Textauszug -
· · · · · · ·

Autos made in BRIC
Die weltweite Automobilproduktion wird bis zum Ende des Jahrzehnts deutlich steigen. Vor allem auf Grund der wachsenden Nachfrage in Brasilien, Russland, Indien und China - den so genannten BRIC-Staaten - werden 2010 über 70 Millionen Pkw vom Band laufen und damit knapp 14 Prozent mehr als 2005. Dies ist eines der Ergebnisse der Studie "Global Automotive Financial Review 2006" von PricewaterhouseCoopers.
05.10.2006
Ein Großteil des Produktionszuwachses dürfte dabei auf die
BRIC-Staaten selbst entfallen. "Für die etablierten Automobilkonzerne
sind die Emerging Economies längst nicht mehr nur als Absatzmarkt
interessant. Der steigende Wettbewerbsdruck und sinkende Margen zwingen
so gut wie alle Hersteller, ihre globale Kostenstruktur durch
Produktionsverlagerungen in die BRIC-Staaten zu verbessern", sagt Karl
Gadesmann, Partner und Leiter des Bereichs Automotive bei PwC.
Der Absatzboom in China und Indien lässt auch die überregionale
Bedeutung der inländischen Automobilhersteller und -zulieferer steigen.
Diese Entwicklung dürfte sich nicht nur auf den Pkw-Märkten, sondern
auch in den M&A-Aktivitäten in Europa und Nordamerika
niederschlagen. "Automobilzulieferunternehmen aus den Emerging
Economies werden sich verstärkt an westlichen Zulieferern beteiligen,
um auf diese Weise Zugang zu technologischem Know-How und zu den
führenden Automobilherstellern und -zulieferern zu erhalten", erwartet
Martin Schwarzer, Leiter des PwC M&A Automotive Teams.

· · · · · · ·

Bereitgestellte Angaben -
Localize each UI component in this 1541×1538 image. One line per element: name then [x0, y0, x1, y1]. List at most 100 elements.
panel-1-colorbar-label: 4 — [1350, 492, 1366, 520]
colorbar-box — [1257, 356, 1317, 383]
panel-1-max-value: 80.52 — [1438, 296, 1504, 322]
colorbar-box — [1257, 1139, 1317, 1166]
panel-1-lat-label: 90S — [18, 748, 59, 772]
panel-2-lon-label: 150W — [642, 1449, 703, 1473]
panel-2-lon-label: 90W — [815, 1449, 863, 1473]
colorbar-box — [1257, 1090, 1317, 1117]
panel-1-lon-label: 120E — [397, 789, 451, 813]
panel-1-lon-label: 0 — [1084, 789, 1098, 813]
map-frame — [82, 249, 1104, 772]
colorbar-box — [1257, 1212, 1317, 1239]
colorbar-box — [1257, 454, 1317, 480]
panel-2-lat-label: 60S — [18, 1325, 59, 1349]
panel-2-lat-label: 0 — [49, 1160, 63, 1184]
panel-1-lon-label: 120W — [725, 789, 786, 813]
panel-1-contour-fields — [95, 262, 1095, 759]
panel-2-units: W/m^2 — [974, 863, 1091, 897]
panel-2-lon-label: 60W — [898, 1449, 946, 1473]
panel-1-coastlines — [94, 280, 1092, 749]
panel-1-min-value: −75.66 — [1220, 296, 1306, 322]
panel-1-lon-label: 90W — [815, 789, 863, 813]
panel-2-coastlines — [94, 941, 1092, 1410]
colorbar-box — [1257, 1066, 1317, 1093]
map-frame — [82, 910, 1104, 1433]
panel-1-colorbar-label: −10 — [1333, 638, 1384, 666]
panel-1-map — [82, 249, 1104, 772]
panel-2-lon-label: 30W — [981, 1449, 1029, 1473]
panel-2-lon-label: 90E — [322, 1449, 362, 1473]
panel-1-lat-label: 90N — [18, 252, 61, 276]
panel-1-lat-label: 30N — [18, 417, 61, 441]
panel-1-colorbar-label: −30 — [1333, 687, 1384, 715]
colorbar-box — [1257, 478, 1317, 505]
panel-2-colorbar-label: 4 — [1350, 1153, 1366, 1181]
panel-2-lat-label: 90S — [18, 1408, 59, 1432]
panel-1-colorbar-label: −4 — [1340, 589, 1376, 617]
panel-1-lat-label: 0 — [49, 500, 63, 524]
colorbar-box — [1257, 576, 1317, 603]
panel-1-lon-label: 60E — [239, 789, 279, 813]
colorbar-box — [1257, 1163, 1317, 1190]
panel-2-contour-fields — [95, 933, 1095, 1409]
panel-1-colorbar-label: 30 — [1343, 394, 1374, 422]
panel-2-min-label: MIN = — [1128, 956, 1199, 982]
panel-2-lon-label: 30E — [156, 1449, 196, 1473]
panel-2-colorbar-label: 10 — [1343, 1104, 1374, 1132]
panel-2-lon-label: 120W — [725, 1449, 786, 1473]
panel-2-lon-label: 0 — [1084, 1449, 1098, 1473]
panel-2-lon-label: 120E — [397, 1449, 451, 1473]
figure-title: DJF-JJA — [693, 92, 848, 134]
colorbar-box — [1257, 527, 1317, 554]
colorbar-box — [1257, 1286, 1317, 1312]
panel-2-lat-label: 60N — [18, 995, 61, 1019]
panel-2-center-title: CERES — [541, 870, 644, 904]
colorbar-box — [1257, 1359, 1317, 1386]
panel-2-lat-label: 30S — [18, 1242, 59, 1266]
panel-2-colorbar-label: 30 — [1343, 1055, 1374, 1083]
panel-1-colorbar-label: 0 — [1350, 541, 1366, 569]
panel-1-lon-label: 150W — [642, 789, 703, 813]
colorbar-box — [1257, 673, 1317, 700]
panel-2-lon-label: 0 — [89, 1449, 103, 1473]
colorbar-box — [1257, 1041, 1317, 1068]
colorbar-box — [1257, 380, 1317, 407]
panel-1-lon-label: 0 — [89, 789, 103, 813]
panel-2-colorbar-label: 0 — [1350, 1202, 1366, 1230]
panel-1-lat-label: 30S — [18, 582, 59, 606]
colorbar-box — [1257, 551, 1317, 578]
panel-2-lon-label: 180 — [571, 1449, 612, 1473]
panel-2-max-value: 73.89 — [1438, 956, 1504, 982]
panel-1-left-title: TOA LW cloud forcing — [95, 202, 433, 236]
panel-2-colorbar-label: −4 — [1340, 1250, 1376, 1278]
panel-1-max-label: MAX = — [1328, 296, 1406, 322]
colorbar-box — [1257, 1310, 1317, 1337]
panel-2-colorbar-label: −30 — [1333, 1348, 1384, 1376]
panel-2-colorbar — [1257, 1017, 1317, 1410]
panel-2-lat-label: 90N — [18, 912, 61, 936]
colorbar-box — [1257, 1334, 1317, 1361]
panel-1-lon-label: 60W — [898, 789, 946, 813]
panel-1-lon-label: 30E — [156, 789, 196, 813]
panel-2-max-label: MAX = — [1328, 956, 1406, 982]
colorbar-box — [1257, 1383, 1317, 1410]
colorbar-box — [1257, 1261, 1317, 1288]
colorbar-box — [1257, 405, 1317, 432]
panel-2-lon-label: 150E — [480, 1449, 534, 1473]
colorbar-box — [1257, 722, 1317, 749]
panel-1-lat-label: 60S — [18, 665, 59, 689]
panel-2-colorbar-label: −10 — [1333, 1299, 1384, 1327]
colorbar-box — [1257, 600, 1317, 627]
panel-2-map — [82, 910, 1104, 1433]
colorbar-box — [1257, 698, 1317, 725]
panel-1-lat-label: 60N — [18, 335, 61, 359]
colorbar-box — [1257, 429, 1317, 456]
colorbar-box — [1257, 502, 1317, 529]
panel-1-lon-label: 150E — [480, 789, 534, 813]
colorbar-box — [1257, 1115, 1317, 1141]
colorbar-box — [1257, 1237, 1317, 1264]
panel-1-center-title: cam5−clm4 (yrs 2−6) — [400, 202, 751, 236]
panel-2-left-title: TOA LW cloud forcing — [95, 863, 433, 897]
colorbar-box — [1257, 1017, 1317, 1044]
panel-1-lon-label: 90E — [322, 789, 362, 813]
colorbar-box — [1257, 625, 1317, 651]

· · · · · · ·

Aufgaben -
- 1) Fassen Sie im Textauszug den Absatz, der mit „Ein Großteil des Produktionszuwachses“ beginnt, kürzer zusammen und bewahren Sie dabei seine wesentlichen Fakten.
- 2) Wie viele Pkw werden laut Textauszug im Jahr 2010 vom Band laufen?
- 3) Bearbeiten Sie im Textauszug den Abschnitt, der bei den Wörtern „Diese Entwicklung dürfte“ beginnt und nach „M&A Automotive Teams.“ endet, und ersetzen Sie darin „Know-How“ durch „Fachwissen“.
Das Material stammt aus einer anderen Quelle.

Lösungen -
- 1) Der Produktionszuwachs dürfte großteils auf die BRIC-Staaten selbst entfallen. Laut Karl Gadesmann, Partner und Leiter des Bereichs Automotive bei PwC, sind die Emerging Economies für etablierte Automobilkonzerne nicht mehr nur als Absatzmarkt interessant. Steigender Wettbewerbsdruck und sinkende Margen zwingen fast alle Hersteller, ihre globale Kostenstruktur durch Produktionsverlagerungen in diese Staaten zu verbessern.

- 2) Über 70 Millionen Pkw.

- 3)
Diese Entwicklung dürfte sich nicht nur auf den Pkw-Märkten, sondern
auch in den M&A-Aktivitäten in Europa und Nordamerika
niederschlagen. "Automobilzulieferunternehmen aus den Emerging
Economies werden sich verstärkt an westlichen Zulieferern beteiligen,
um auf diese Weise Zugang zu technologischem Fachwissen und zu den
führenden Automobilherstellern und -zulieferern zu erhalten", erwartet
Martin Schwarzer, Leiter des PwC M&A Automotive Teams.